Archive for the 'Kingdom' Category

16
Nov
11

what is the mission of the church?

Kevin De Young and Greg Gilbert have written a book called ‘What is the Mission of the Church?’.  It has touched a raw nerve in the younger American evangelical scene.   Some have written fairly critical reviews of it (see here for an inventory of these).  De Young and Gilbert have responded here.

The debate is important for it affects what we understand to be our responsibility to society as Christians.  It is well worth taking the time to read the online discussion at the very least.  I have not read De Young’s book but I know my overall position is nearer to De Young and Gilbert than to those in the ‘missional’ camp (followers more of Christopher Wright and N T Wright).  The problem with the more ‘missional’ or ‘transformational’ paradigm, to my mind, is the biblical meta-narrative assumed.   Its advocates believe the story of the Bible starts with creation and see God’s mission as restoring creation.   They are, in my view, wrong in both counts.

  • While the biblical narrative begins with creation, creation is not the beginning of the story.  The ‘true’ beginning is only revealed as the plot unfolds.  The real beginning is God’s plan in eternity.   God’s plan is Christ and all who find their election in him, information not available in the story’s first chapter (Eph 1).  In other words, God’s goal was never Adam and the first creation but Christ and the new creation.  The End does not complete the Beginning; the Beginning is simply a prologue for the End.  Adam was only the type, Christ is the antitype.  Or, if you like, the Second Man was always the First.
  • If ‘transformationalists’ get the beginning of the story wrong, they also get the end wrong too.  The dénouement is not a return to the beginning but a new beginning that eclipses all that has gone before.  New creation is not creation restored or regained, it is creation radically reconfigured.   The missional perspective builds too much on continuity and does not give nearly enough credit to discontinuity.  They do not credit new creation with being just that, ‘new’.

The result of a misread plot is a skewed understanding of the act in the drama where we find ourselves now.  The task of the church is not to transform society but to bear witness to society of God’s new creation by proclaiming the gospel in word and life.  Of course, with the life of Christ in our hearts we will seek to do good to all men, especially those of the household of faith’ (for that is what Christ did) but that is somewhat different from seeing our mission as ‘the flourishing of creation’.  We will of course respect creation as good stewards of it but what we wish primarily to see flourishing is not creation, but new creation, which in my view is a very different thing.

• Stated goal:
In the post on the mission of the church, who wrote the book titled "What is the Mission of the Church?"?

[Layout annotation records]
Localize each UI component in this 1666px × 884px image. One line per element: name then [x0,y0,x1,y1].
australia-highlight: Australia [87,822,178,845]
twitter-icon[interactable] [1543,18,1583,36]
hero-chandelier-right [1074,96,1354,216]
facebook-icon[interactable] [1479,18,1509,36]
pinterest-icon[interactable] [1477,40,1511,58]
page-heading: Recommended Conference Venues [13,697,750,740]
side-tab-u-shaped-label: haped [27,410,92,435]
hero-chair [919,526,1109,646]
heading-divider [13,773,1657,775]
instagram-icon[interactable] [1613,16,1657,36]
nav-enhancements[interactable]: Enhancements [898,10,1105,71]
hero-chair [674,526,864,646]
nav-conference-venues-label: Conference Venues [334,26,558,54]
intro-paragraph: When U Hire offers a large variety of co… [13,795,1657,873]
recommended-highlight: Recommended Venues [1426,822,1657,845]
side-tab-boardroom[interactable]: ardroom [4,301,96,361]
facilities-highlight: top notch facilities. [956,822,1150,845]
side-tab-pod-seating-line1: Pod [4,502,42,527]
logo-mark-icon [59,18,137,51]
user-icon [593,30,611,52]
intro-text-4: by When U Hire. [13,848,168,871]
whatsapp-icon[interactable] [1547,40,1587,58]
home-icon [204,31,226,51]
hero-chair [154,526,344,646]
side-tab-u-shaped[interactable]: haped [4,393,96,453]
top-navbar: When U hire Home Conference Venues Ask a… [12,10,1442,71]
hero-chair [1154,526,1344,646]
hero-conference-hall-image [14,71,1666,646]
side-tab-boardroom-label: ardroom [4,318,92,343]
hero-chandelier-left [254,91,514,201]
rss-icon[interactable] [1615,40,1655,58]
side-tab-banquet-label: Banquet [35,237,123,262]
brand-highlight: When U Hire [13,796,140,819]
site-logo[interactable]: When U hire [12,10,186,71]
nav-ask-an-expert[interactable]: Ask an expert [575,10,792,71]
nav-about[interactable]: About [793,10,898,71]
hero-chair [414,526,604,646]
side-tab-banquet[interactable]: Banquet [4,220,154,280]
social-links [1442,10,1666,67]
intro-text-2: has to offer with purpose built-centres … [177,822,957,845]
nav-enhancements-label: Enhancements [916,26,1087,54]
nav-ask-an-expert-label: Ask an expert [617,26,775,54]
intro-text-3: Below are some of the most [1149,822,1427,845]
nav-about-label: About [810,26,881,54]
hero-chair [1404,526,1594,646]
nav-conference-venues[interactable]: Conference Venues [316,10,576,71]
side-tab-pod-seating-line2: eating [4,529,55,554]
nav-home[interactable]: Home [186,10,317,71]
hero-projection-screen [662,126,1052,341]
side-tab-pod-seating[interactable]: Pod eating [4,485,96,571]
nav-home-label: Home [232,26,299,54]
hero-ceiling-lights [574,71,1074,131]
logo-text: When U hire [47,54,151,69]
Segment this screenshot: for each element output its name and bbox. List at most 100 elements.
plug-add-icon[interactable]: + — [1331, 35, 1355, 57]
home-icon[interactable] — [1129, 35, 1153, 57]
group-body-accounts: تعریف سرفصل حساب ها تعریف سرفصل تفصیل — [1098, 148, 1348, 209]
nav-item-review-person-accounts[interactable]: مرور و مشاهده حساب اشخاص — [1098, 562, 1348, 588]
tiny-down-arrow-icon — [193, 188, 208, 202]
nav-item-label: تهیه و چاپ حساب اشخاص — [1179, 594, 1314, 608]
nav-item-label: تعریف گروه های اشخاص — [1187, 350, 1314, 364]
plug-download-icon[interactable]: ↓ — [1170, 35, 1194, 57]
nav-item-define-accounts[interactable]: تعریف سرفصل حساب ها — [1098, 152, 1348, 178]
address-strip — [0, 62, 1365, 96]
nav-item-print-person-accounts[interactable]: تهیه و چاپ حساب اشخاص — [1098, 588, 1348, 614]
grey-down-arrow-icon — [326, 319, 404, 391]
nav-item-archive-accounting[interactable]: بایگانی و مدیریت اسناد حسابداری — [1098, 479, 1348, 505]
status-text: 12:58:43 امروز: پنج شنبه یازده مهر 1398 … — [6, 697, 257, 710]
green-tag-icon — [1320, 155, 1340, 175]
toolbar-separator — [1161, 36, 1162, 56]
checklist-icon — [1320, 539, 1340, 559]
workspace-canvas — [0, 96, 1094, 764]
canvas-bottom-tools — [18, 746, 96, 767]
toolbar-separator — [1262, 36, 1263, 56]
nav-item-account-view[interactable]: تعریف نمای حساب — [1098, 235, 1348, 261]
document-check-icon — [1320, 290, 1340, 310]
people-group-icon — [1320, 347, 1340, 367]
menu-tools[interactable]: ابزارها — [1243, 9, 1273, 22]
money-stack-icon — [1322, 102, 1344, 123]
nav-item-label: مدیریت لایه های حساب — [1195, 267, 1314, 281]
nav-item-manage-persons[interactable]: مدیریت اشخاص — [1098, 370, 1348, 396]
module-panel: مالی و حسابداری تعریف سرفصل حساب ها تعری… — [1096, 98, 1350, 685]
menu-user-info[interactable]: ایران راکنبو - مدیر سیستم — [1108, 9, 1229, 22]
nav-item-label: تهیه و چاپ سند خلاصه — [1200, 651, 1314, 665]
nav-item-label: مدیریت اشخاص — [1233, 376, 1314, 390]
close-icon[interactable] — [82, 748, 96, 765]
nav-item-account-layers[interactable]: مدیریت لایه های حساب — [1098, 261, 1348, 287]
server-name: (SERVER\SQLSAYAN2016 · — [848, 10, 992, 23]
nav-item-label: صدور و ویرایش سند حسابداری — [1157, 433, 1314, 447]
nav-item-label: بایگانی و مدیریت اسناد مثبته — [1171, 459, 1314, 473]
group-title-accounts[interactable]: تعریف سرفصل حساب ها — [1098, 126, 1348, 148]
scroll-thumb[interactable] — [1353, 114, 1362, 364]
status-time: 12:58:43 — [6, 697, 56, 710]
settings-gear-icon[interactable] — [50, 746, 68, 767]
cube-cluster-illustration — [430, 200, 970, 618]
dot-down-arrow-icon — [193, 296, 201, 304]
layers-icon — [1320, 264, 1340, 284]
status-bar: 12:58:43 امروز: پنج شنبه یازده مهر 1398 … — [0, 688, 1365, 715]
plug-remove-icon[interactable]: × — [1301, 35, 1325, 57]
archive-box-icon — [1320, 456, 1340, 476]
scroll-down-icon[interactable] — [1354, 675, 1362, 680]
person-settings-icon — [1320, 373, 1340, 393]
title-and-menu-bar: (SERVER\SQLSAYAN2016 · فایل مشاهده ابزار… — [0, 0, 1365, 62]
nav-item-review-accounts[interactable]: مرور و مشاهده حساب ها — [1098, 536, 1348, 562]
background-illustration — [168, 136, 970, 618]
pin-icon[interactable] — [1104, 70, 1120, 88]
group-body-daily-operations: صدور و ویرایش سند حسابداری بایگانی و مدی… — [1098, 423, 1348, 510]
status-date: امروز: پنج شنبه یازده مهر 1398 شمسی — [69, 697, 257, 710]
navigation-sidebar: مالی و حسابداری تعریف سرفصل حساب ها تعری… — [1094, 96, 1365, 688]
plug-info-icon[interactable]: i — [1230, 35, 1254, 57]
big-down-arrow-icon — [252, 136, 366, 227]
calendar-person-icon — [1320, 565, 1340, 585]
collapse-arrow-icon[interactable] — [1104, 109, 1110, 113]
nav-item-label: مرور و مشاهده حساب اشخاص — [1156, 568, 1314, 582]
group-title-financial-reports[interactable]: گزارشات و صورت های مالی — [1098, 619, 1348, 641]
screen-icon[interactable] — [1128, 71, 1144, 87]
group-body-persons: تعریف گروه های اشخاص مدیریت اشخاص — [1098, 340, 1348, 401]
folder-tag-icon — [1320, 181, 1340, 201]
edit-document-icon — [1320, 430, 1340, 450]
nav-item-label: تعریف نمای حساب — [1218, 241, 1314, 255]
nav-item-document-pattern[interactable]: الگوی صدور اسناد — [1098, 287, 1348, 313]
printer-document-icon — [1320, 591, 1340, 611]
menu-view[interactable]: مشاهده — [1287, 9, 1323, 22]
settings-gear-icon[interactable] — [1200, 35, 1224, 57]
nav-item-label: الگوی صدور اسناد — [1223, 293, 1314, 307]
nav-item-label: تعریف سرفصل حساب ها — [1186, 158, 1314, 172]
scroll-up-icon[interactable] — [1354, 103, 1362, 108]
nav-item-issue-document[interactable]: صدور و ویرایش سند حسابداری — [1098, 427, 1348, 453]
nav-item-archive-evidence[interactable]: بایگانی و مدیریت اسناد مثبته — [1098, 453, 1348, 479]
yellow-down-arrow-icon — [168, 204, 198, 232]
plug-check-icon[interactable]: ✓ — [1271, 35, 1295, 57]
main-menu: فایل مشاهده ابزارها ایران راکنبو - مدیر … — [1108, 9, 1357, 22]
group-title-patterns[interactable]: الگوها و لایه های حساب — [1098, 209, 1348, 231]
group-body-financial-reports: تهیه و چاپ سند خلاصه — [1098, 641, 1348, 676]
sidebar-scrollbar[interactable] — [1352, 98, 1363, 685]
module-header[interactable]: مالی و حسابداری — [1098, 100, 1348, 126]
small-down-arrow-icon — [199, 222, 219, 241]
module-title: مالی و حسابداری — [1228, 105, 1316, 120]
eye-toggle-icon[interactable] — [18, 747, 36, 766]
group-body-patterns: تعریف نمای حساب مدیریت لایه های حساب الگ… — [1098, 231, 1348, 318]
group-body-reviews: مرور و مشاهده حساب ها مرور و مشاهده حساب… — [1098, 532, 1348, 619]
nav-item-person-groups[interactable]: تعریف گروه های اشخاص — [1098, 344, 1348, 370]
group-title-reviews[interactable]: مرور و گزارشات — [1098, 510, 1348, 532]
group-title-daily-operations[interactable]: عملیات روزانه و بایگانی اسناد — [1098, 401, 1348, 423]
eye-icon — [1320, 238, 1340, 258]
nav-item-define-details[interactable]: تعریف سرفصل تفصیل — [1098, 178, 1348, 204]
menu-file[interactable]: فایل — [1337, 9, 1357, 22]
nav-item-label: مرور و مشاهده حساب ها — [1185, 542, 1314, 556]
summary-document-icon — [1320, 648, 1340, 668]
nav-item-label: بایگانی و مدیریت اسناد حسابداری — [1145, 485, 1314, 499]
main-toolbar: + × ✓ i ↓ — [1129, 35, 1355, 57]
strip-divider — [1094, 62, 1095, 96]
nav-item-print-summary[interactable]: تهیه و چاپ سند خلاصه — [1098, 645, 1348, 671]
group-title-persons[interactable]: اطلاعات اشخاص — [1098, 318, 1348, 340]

• Solution:
Kevin De Young and Greg Gilbert.